Required task: Write the material out again, line by line, exactly as it is.

— START Task inputs —

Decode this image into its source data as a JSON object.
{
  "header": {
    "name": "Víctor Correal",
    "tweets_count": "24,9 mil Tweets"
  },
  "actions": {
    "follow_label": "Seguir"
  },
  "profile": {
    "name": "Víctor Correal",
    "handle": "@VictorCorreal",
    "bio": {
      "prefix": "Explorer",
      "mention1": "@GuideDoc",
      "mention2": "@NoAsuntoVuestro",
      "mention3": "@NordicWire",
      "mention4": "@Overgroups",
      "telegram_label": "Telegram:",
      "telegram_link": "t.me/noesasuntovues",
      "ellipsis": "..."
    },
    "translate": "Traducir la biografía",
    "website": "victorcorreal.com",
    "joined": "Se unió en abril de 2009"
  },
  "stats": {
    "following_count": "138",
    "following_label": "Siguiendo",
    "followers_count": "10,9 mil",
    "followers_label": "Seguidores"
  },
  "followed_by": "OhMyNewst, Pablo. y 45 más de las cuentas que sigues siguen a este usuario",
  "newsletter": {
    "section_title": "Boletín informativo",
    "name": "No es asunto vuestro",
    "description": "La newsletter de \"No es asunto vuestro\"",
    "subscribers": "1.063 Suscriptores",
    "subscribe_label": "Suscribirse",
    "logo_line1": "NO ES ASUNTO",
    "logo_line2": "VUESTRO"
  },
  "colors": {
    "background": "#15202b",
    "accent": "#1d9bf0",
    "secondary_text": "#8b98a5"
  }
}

— END Task inputs —

Right answer:
Decode this image into its source data as a JSON object.
{
  "header": {
    "name": "Víctor Correal",
    "tweets_count": "24,9 mil Tweets"
  },
  "actions": {
    "follow_label": "Seguir"
  },
  "profile": {
    "name": "Víctor Correal",
    "handle": "@VictorCorreal",
    "bio": {
      "prefix": "Explorer",
      "mention1": "@GuideDoc",
      "mention2": "@NoAsuntoVuestro",
      "mention3": "@NordicWire",
      "mention4": "@Overgroups",
      "telegram_label": "Telegram:",
      "telegram_link": "t.me/noesasuntovues",
      "ellipsis": "..."
    },
    "translate": "Traducir la biografía",
    "website": "victorcorreal.com",
    "joined": "Se unió en abril de 2009"
  },
  "stats": {
    "following_count": "138",
    "following_label": "Siguiendo",
    "followers_count": "10,9 mil",
    "followers_label": "Seguidores"
  },
  "followed_by": "OhMyNewst, Pablo. y 45 más de las cuentas que sigues siguen a este usuario",
  "newsletter": {
    "section_title": "Boletín informativo",
    "name": "No es asunto vuestro",
    "description": "La newsletter de \"No es asunto vuestro\"",
    "subscribers": "1.063 Suscriptores",
    "subscribe_label": "Suscribirse",
    "logo_line1": "NO ES ASUNTO",
    "logo_line2": "VUESTRO"
  },
  "colors": {
    "background": "#15202b",
    "accent": "#1d9bf0",
    "secondary_text": "#8b98a5"
  }
}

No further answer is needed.